SET PROBLEM. Update the records from the very first line through the line that contains "vector-gia <box>100 236 214 300</box>" by swapping "lon-label" for "longitude-label" and leaving everything else untouched. Give back only those lines.

--- start of DATASET CONTENT ---

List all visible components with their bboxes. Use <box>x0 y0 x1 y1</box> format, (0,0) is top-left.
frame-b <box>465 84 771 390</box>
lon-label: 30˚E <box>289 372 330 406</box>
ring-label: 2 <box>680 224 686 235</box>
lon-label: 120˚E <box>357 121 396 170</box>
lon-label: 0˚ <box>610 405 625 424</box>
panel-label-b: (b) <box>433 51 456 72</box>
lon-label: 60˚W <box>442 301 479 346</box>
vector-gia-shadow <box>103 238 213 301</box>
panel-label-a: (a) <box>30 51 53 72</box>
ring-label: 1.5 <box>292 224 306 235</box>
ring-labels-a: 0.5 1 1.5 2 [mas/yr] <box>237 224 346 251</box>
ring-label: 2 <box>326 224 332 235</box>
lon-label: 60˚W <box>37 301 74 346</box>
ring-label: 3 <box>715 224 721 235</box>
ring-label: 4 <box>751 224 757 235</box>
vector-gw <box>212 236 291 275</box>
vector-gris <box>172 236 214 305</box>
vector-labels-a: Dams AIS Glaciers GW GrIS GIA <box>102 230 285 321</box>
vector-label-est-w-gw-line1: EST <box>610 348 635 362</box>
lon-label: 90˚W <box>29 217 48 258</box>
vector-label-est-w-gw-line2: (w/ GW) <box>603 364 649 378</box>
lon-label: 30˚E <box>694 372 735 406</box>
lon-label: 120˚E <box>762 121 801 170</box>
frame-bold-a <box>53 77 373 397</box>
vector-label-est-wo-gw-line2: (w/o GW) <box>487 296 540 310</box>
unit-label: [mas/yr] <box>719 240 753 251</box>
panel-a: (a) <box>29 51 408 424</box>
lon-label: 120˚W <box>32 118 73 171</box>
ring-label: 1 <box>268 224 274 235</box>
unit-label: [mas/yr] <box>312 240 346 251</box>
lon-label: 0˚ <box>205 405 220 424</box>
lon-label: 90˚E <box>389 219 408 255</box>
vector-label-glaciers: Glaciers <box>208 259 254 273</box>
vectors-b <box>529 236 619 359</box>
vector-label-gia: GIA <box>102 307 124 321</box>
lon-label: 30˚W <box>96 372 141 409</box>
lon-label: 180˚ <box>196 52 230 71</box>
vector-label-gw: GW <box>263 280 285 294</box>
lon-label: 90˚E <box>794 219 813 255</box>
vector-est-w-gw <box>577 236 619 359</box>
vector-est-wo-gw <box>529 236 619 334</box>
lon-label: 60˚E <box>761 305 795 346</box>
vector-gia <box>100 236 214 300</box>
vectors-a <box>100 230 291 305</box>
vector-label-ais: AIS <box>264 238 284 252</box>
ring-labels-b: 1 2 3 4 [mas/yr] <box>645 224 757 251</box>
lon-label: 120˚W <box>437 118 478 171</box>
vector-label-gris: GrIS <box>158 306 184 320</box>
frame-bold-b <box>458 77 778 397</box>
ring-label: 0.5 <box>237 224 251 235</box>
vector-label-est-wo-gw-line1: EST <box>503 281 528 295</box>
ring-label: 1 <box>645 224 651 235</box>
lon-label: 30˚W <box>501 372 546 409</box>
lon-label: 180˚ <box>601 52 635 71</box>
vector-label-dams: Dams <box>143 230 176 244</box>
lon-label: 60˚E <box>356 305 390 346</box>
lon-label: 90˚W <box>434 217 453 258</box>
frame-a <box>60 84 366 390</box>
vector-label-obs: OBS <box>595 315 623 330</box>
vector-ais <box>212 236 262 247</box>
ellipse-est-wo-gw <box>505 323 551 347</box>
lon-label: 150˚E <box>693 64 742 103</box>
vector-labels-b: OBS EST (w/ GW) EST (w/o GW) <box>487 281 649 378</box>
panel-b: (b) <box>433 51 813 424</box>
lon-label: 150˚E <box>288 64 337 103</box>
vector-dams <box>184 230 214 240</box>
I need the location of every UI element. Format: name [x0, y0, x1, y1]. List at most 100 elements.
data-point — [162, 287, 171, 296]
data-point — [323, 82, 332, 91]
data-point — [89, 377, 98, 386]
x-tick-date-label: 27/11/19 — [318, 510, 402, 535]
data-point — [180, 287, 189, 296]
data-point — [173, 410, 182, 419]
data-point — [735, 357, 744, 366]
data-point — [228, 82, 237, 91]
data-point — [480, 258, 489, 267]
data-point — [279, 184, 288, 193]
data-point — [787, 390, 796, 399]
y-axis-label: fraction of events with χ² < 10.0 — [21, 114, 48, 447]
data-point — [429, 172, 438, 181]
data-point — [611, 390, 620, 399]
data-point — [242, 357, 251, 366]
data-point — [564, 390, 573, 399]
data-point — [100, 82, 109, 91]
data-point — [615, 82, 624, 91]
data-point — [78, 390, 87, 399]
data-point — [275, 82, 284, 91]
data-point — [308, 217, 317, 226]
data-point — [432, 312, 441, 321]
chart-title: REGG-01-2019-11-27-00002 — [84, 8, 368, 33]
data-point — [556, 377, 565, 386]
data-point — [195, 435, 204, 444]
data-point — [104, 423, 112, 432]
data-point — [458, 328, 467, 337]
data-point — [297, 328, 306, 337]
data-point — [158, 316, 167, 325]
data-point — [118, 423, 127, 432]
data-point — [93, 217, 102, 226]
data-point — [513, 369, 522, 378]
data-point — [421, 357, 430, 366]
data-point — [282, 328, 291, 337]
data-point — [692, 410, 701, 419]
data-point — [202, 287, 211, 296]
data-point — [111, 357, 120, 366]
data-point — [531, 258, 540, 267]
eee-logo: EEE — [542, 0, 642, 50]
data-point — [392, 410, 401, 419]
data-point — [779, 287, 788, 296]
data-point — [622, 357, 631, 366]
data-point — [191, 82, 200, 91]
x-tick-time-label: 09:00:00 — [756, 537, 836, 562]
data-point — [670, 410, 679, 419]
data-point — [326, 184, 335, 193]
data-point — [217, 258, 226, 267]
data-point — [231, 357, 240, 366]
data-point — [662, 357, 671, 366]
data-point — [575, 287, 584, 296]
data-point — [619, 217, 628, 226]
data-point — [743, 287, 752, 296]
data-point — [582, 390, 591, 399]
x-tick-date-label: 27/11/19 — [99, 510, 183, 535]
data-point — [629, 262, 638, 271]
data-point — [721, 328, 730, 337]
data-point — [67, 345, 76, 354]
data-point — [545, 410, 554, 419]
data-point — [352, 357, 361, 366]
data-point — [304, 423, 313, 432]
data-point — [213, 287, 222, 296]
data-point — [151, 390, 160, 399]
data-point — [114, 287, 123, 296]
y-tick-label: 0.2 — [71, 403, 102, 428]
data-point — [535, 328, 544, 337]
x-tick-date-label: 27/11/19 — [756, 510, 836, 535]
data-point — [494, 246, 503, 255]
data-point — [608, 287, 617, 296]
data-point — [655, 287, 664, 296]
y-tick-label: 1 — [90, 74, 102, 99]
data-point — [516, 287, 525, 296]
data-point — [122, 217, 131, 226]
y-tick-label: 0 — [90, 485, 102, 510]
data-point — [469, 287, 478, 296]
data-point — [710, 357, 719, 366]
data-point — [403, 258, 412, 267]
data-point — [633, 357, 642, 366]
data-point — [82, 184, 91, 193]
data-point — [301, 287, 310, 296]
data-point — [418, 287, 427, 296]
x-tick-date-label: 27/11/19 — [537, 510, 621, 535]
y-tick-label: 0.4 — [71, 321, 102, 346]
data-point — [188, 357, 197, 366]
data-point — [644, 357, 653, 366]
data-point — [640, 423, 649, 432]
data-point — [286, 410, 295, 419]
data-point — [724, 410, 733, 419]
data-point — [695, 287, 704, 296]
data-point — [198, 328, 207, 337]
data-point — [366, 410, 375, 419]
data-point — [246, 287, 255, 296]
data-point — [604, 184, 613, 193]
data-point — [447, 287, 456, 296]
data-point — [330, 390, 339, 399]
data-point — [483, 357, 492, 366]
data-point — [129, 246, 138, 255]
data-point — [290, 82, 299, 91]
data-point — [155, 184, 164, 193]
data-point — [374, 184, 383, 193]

--- end of DATASET CONTENT ---

THE RESULT.
List all visible components with their bboxes. Use <box>x0 y0 x1 y1</box> format, (0,0) is top-left.
frame-b <box>465 84 771 390</box>
longitude-label: 30˚E <box>289 372 330 406</box>
ring-label: 2 <box>680 224 686 235</box>
longitude-label: 120˚E <box>357 121 396 170</box>
longitude-label: 0˚ <box>610 405 625 424</box>
panel-label-b: (b) <box>433 51 456 72</box>
longitude-label: 60˚W <box>442 301 479 346</box>
vector-gia-shadow <box>103 238 213 301</box>
panel-label-a: (a) <box>30 51 53 72</box>
ring-label: 1.5 <box>292 224 306 235</box>
ring-labels-a: 0.5 1 1.5 2 [mas/yr] <box>237 224 346 251</box>
ring-label: 2 <box>326 224 332 235</box>
longitude-label: 60˚W <box>37 301 74 346</box>
ring-label: 3 <box>715 224 721 235</box>
ring-label: 4 <box>751 224 757 235</box>
vector-gw <box>212 236 291 275</box>
vector-gris <box>172 236 214 305</box>
vector-labels-a: Dams AIS Glaciers GW GrIS GIA <box>102 230 285 321</box>
vector-label-est-w-gw-line1: EST <box>610 348 635 362</box>
longitude-label: 90˚W <box>29 217 48 258</box>
vector-label-est-w-gw-line2: (w/ GW) <box>603 364 649 378</box>
longitude-label: 30˚E <box>694 372 735 406</box>
longitude-label: 120˚E <box>762 121 801 170</box>
frame-bold-a <box>53 77 373 397</box>
vector-label-est-wo-gw-line2: (w/o GW) <box>487 296 540 310</box>
unit-label: [mas/yr] <box>719 240 753 251</box>
panel-a: (a) <box>29 51 408 424</box>
longitude-label: 120˚W <box>32 118 73 171</box>
ring-label: 1 <box>268 224 274 235</box>
unit-label: [mas/yr] <box>312 240 346 251</box>
longitude-label: 0˚ <box>205 405 220 424</box>
longitude-label: 90˚E <box>389 219 408 255</box>
vector-label-glaciers: Glaciers <box>208 259 254 273</box>
vectors-b <box>529 236 619 359</box>
vector-label-gia: GIA <box>102 307 124 321</box>
longitude-label: 30˚W <box>96 372 141 409</box>
longitude-label: 180˚ <box>196 52 230 71</box>
vector-label-gw: GW <box>263 280 285 294</box>
longitude-label: 90˚E <box>794 219 813 255</box>
vector-est-w-gw <box>577 236 619 359</box>
vector-est-wo-gw <box>529 236 619 334</box>
longitude-label: 60˚E <box>761 305 795 346</box>
vector-gia <box>100 236 214 300</box>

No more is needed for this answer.